— 来源 —
[BZOJ4894]天赋
sol
矩阵树定理裸题
其实可以不用辗转相除直接乘逆元就好了。然而我还是写的辗转相除
code
#include<cstdio>
#include<algorithm>
using namespace std;
int gi()
{
int x=0,w=1;char ch=getchar();
while ((ch<'0'||ch>'9')&&ch!='-') ch=getchar();
if (ch=='-') w=0,ch=getchar();
while (ch>='0'&&ch<='9') x=(x<<3)+(x<<1)+ch-'0',ch=getchar();
return w?x:-x;
}
const int N = 305;
const int mod = 1e9+7;
int n,a[N][N],ans=1;char s[N][N];
int main()
{
n=gi();
for (int i=1;i<=n;++i)
{
scanf("%s",s[i]+1);
for (int j=1;j<=n;++j)
if (s[i][j]=='1') a[i][j]--,a[j][j]++;
}
for (int i=1;i<=n;++i)
for (int j=1;j<=n;++j)
a[i][j]=(a[i][j]+mod)%mod;
for (int i=2;i<=n;++i)
{
for (int j=i+1;j<=n;++j)
while (a[j][i])
{
int t=a[i][i]/a[j][i];
for (int k=i;k<=n;++k) a[i][k]=(a[i][k]-1ll*t*a[j][k]%mod+mod)%mod,swap(a[i][k],a[j][k]);
ans=(mod-ans)%mod;
}
ans=1ll*ans*a[i][i]%mod;
}
printf("%d\n",ans);return 0;
}

— 所给数据 —
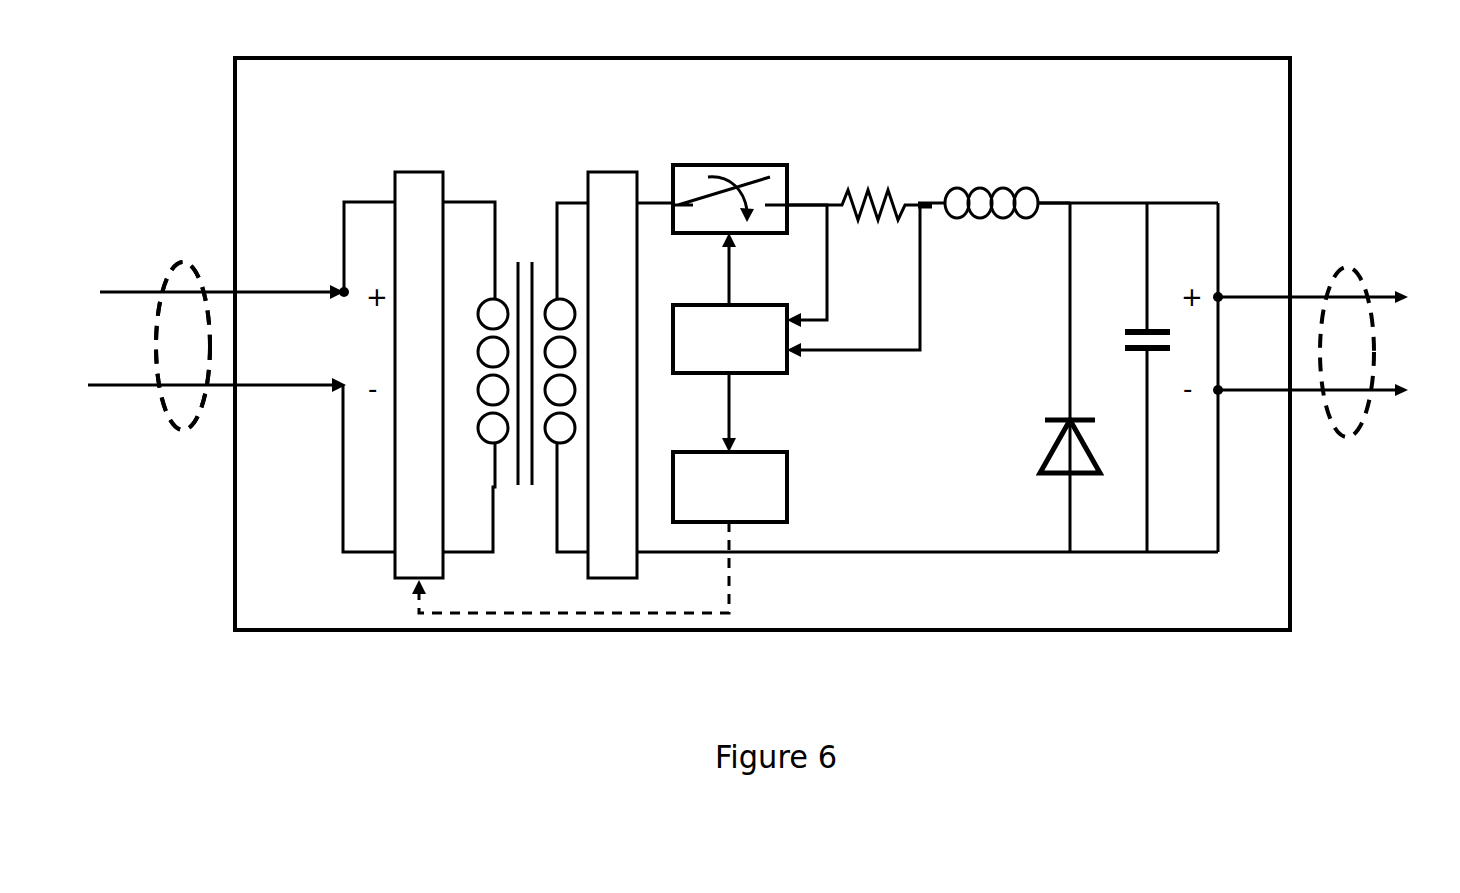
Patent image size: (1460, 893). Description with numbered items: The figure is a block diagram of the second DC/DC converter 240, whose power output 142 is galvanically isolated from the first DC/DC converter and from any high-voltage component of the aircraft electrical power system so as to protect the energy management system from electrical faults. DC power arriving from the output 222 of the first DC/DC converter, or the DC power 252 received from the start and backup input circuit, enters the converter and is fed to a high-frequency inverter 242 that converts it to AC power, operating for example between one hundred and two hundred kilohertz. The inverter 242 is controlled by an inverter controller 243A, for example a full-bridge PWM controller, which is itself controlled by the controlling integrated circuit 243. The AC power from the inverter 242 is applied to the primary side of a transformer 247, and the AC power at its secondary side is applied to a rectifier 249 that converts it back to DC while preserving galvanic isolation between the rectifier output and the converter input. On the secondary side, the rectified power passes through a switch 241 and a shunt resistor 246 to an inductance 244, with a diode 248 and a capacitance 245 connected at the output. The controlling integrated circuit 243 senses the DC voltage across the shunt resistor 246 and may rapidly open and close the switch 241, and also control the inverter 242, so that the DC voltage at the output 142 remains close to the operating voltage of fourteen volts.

— 练习目标 —
能把这篇题解里以含有“if (s[i][j]=='1') a[i][j]--,a[j][j]++;”的字句开头、以“for (int j=i+1;j<=n;++j)”收尾的那一段一字不差地再写一遍吗？

— 本题答案 —
if (s[i][j]=='1') a[i][j]--,a[j][j]++;
}
for (int i=1;i<=n;++i)
for (int j=1;j<=n;++j)
a[i][j]=(a[i][j]+mod)%mod;
for (int i=2;i<=n;++i)
{
for (int j=i+1;j<=n;++j)